** start of Text section **

Remember all those people, all these my people that came out of the woodwork and act like
they were listening to his music?
Oh my God, I'm so devastated.
Yeah, no you weren't.
You never brought this guy up ever
You just want to act like you were fucking
Digging deep into fucking hip, but you weren't you weren't okay
Sorry most of this is the drive
Okay, 20% of this is me actually just being a douche. Oh
By the way, the guy died in his hometown of douchey France.
D-O-U-C-H-Y.
Do you know some guy in the New York Times just recently had to let everybody know that,
you know, as much as you're enjoying La Piscine, it wasn't a good movie.
You know what I mean?
Fucking.
It's unreal. it's unreal it's unreal you know what the problem is like no chick wants to fuck a groupie and
then entertainers have to pay the price for it it's so just imagine the arrogance
of just sitting there hey you guys are all enjoying this,
you're actually wrong, it actually sucks.
Here's a spoiler alert on L'Opocite, and I'm going to tell you why I fucking loved that
movie.
All right?
Here comes the spoiler.
Here comes the spoiler, here it comes.
All right.
When the dude kills the other dude in the pool, what I love about it is
I don't think he has any intentions of doing it. I
think at first
It's just strikes him as funny
That this guy who's living his dream because the guy outside the pool isn't living his dream
And this other guy was successful in entertainment
and the other guy flopped. And it kind of got back to him that he talked shit and said that he wasn't
talented or whatever. So the successful guy is now drunk and the guy whose book failed throws him in
the pool and it's late at night and there's nobody there. And the guy's trying to get out of the pool
and he just, you know, he starts to get out and the guy just pushes him
back in the pool
And he goes you fucking assholes all in French and then he starts to go to get out again
He does it again, and I just think with each time he does it
It the the to finally have power over this guy or maybe just control of his life
I don't think that he decides I'm going to fucking kill this guy.
I think that it like is the guy in the pool is drunk and then this guy gets intoxicated
with finally having power over his life again, finally having a purpose and then just being
able to fucking kill this guy.
And I feel like it isn't until he finally grabs him
by the head and shoves his fucking head under
that he finally decides, I'm gonna kill this motherfucker.
And just the way the scene builds,
that alone is fucking incredible.
But you know, and everybody has always enjoyed that movie
or whatever and they put it on the Criterion Channel.
And some guy in the New York Times just had to remind every oh wait a minute
Wait a minute before you enjoy that movie. It's actually not a good movie
You know it's like what are you talking about this is this movie is second season of White Lotus
50 years before White Lotus fuck are you talking about I?

** end of Text section **

→ **Given instruction 1**: From the records, copy the stretch from the line that contains "enumerate 34 of" through the line that contains "section-heading: Data Settings", keeping both of those lines, and omit the picture.

** start of Data shown **

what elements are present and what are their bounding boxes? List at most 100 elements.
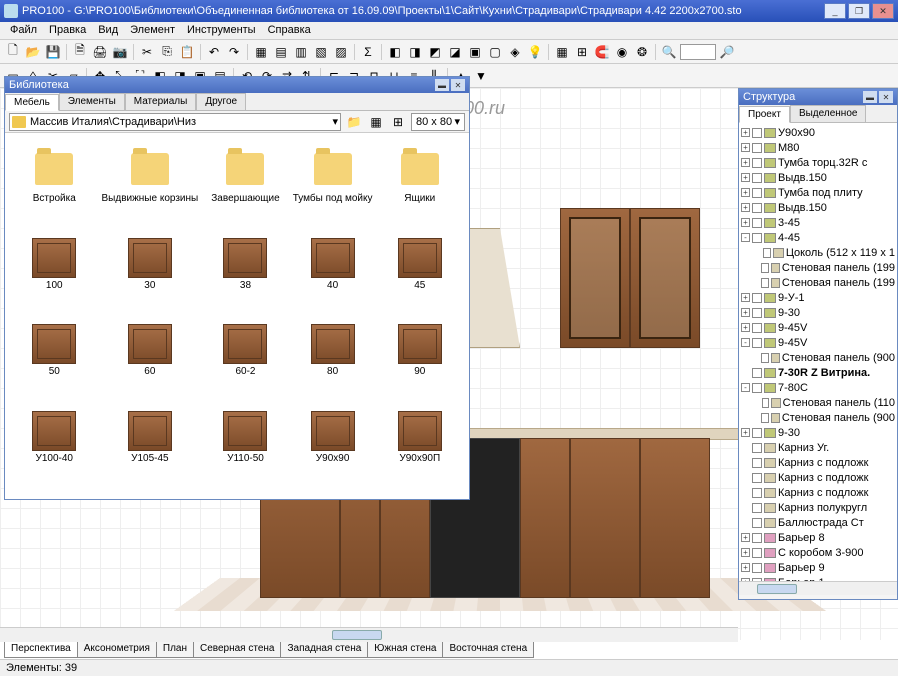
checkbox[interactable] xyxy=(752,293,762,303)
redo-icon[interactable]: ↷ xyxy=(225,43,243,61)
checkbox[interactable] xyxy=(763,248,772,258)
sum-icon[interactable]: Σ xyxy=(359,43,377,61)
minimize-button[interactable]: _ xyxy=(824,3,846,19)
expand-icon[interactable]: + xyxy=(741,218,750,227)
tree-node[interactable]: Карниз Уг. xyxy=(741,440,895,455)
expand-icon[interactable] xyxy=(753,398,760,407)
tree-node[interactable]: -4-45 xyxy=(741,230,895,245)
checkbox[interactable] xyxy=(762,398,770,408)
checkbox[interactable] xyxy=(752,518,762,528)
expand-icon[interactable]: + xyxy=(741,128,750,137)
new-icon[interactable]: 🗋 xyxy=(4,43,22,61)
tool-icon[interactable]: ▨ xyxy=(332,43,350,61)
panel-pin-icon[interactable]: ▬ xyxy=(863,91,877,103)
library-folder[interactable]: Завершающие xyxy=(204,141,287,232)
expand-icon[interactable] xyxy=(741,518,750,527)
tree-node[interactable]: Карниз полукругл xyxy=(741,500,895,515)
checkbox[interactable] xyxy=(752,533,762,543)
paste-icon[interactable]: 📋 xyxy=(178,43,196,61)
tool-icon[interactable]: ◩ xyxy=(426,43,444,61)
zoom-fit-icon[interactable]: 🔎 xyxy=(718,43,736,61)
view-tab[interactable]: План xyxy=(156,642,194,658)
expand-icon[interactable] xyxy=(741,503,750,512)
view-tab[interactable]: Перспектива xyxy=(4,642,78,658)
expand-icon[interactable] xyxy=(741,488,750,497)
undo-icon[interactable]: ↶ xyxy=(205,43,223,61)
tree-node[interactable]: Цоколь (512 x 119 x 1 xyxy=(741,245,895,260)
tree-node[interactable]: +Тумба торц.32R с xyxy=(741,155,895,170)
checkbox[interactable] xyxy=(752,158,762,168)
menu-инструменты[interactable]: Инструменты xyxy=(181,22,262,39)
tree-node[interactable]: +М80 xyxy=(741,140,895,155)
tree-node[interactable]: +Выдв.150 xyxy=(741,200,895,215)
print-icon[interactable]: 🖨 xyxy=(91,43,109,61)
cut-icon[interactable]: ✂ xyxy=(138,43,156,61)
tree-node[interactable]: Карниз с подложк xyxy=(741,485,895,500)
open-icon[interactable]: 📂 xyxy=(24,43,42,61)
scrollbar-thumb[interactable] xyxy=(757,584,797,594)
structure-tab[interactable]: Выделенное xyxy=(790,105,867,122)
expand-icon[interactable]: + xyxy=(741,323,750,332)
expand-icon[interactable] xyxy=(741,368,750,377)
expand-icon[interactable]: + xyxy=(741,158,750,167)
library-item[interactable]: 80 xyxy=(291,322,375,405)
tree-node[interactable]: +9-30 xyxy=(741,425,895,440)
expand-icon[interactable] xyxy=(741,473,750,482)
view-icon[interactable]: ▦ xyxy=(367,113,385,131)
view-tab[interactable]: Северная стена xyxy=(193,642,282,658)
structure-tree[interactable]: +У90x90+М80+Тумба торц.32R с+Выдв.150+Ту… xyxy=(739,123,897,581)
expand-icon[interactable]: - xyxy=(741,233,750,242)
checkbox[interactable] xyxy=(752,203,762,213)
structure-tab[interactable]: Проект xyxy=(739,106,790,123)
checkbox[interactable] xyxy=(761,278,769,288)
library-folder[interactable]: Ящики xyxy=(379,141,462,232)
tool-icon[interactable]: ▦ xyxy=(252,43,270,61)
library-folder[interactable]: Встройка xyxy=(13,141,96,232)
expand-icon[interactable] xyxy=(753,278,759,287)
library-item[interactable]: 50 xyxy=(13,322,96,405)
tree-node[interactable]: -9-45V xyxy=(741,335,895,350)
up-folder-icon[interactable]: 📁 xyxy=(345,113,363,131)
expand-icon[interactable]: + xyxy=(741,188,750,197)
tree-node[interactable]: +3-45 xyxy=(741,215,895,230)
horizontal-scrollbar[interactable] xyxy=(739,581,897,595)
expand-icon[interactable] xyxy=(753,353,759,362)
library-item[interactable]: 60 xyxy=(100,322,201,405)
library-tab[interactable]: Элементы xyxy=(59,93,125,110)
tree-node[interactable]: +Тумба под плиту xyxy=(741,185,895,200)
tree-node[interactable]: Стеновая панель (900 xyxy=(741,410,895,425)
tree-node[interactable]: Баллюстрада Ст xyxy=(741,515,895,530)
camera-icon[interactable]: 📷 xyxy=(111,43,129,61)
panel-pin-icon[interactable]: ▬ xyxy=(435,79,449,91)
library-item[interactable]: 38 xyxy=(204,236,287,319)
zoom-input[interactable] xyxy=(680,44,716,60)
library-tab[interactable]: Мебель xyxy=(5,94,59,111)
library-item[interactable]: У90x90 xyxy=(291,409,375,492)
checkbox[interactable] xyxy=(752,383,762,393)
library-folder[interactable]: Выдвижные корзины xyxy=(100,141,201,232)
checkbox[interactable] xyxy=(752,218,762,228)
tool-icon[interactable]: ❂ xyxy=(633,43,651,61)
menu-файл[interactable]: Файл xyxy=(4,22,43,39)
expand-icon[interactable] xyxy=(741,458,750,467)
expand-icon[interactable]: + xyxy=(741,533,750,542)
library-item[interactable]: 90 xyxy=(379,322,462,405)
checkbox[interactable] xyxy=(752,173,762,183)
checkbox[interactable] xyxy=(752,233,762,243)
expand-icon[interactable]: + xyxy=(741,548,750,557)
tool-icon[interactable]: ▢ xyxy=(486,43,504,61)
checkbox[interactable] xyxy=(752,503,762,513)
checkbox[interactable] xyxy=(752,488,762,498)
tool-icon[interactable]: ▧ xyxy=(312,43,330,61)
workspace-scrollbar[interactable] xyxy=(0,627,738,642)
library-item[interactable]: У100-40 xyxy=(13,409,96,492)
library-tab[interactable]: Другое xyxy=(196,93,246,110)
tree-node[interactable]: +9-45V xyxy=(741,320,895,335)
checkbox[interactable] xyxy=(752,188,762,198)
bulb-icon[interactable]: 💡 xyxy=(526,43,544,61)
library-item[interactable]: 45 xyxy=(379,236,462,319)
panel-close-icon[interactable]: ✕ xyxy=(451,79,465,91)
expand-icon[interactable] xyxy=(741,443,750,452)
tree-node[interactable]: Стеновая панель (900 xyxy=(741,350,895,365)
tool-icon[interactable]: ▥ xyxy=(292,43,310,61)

** end of Data shown **
** start of Data shown **

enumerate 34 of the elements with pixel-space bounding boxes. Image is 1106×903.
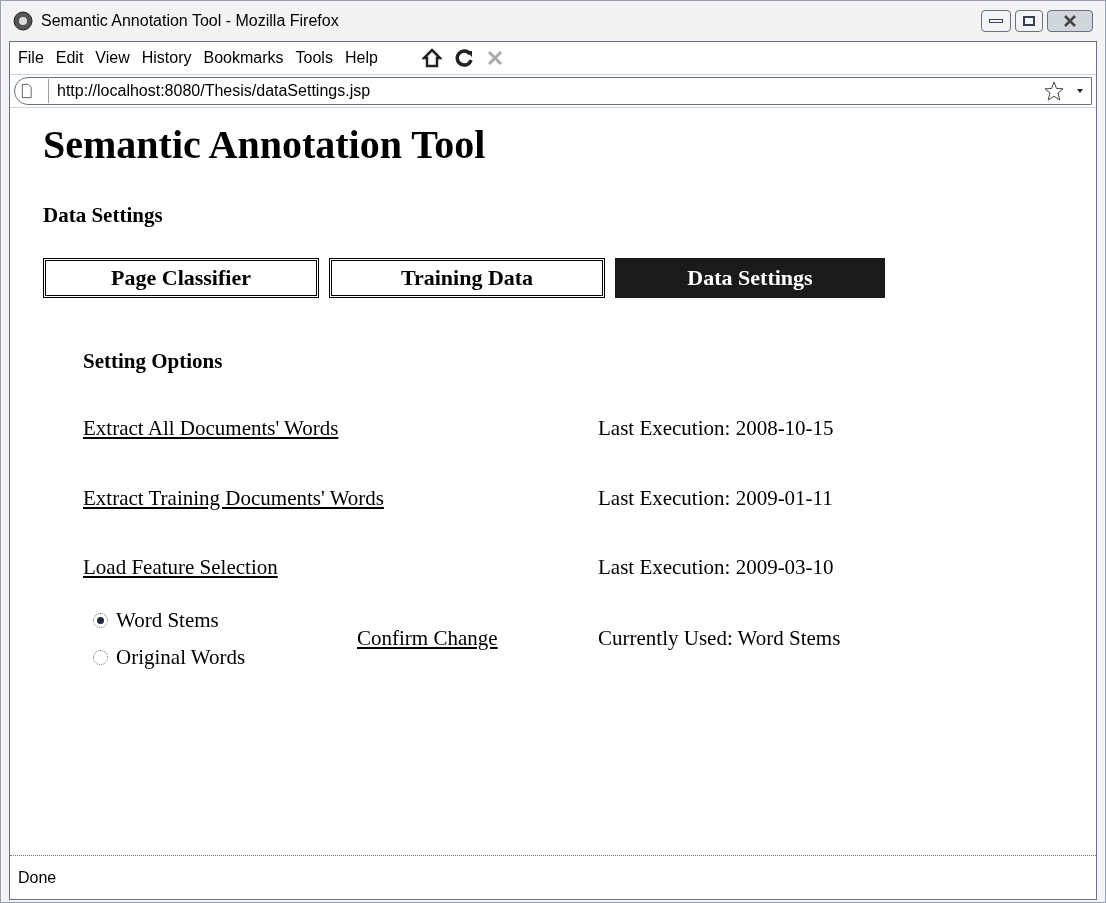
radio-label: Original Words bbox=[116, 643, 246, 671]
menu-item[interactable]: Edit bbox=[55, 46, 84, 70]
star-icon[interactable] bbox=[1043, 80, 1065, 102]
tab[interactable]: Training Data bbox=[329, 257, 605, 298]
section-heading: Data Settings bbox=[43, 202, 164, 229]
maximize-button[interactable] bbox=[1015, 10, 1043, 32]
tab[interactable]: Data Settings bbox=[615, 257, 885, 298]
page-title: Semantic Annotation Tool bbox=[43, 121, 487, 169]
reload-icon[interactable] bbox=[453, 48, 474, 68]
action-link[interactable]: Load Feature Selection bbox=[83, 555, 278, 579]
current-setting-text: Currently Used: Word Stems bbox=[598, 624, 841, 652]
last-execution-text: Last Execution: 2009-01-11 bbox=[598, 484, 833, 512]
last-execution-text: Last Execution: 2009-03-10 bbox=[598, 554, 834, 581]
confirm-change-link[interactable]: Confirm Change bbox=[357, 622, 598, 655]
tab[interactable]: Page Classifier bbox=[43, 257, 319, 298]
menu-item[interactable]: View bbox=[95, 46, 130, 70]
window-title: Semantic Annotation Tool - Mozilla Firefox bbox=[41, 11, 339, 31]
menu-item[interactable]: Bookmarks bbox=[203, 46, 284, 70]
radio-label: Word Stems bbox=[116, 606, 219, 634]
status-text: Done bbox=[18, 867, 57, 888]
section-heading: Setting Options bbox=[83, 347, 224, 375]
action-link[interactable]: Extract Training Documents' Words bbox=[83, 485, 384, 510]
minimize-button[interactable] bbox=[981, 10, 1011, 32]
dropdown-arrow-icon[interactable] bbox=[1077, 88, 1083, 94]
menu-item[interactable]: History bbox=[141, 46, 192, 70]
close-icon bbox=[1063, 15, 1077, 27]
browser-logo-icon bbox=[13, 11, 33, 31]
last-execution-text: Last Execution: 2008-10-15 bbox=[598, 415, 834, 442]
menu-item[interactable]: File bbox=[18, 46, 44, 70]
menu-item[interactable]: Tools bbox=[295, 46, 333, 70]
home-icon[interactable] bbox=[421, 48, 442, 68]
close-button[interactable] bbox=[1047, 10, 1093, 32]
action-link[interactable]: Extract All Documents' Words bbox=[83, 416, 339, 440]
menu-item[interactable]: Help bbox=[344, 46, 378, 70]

** end of Data shown **
** start of Data shown **

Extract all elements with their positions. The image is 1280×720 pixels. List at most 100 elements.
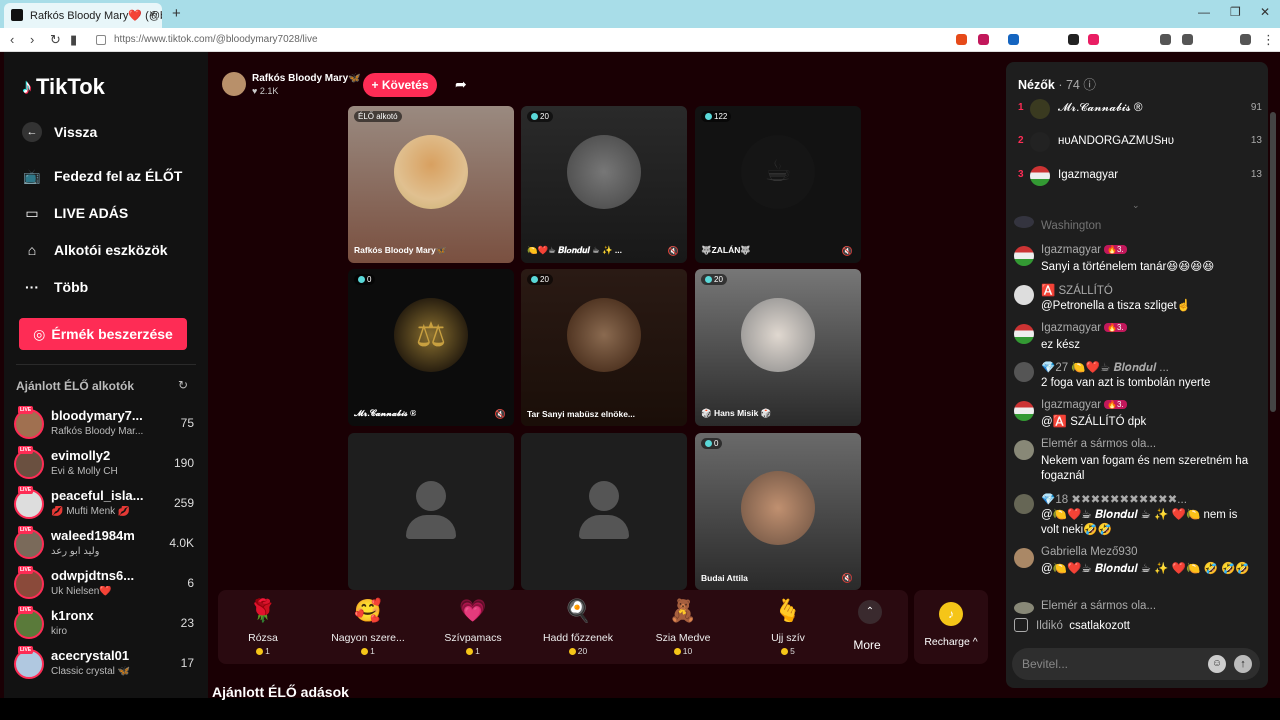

** end of Data shown **

→ **Given instruction 2**: Carry on the monologue about La Piscine from the point where it stops.

→ **Written answer 1**:
enumerate 34 of the elements with pixel-space bounding boxes. Image is 1106×903.
radio-label: Original Words bbox=[116, 643, 246, 671]
menu-item[interactable]: Edit bbox=[55, 46, 84, 70]
star-icon[interactable] bbox=[1043, 80, 1065, 102]
tab[interactable]: Training Data bbox=[329, 257, 605, 298]
section-heading: Data Settings bbox=[43, 202, 164, 229]

→ **Written answer 2**:
50 years before White Lotus, fuck are you talking about?
I don't know. And what I also love about the movie is there's so many things where like
it sort of lets you try to figure out like
why did this person do that? Why did she
do that? Why is this going on?
And you're left with all these questions and it fucking makes you think.
I mean, I love the movie
But I guess I'm just a fucking moron
Because somebody who never made a fucking movie thinks it's a piece of shit
There there's always that you know
But I do respect critics because you know what a critic is a critic is a hater that made it
You know because most people just sit around hating
and they don't make any money.
But a critic is a hater that figured out how to make a living.
So God bless him.
I am fascinated with how a critic makes it.
Like with anything else, like a comedian, I do open mics,
I get five minutes together.
A comic that's further on down the road takes
a liking to me, hey, you know, why don't you come down and do five minutes in front of
this, the club owner sees me and then I get going.
I have no idea.
I have no idea how that happens.
But I'm not singling this critic out, it's just a buddy of mine.
He saw the movie and he liked it too and he goes, you know, this person in the New York
Times, they didn't like it and they sent it to me and I just, I was reading,
I started to read it and I was just like, all I'm reading is I didn't get enough pussy
in life and this guy who's the lead in this movie looks like Rob Lowe and banged everyone
from fucking Jane Fonda to whoever Francis Jane Fonda is. And why should he get all the pussy and a good review?
It reminded me of that thing I watched recently
where that guy just shit on and called him the brat pack.
He was hanging out with them and he saw them, they were young,
they had money and they had women and he didn't.
And they were like seven seven eight years younger than him and he was like 29 gonna turn 30
And he realized that that part of his life went by
And everybody in their head is a guy thinks maybe i'll be the cool guy
Maybe i'll have a beautiful girlfriend maybe things maybe my dream will come true and somewhere around 29 or 30
Is the first time you start thinking well maybe it doesn't and then you then that's when
you first start becoming a grumpy old man unless you unless you kind of
fucking nip it in the butt or in the bud or whatever that fucking expression
is there you go that's my two cents. What do I know? Huh?
What do I know?
I'm just a fucking ginger who drove five hours today.
So anyway, I'm very excited to go as much as I'm making fun of the French.
I love the language.
I love everything about it.
I've been working my ass off on it.
My daughter is just trashing me
and my accent and everything.
And it's just like, well,
you must be really good at speaking French
because you sound like every French person I've ever met.
They can't just hang in there with you.
You know what I mean?
They can't fucking work with you.
I work, you know, French people come over here.
I, you know, they're fucking up every other goddamn word
they're saying to me and I'm working with them. I don't go. Oh god, Jesus Christ
stop
All right
Anyway, uh, I'm really gonna look for I cannot wait for those gigs. It's gonna be
It's gonna be amazing and I'm bringing my lovely wife over there and
It's just gonna it's gonna be we've had some from the most
Fun moments we've had in our relationship. In fact go back to La Piscine. There is a
a famous
Cafe cafe In central pay There is a famous cafe, cafe in San Tropez.
And it's all red.
I always forget the name of it.
And it's funny, when you go down to the boardwalk,
you're just drawn to it.
And it's sort of the famous one from like back in the day.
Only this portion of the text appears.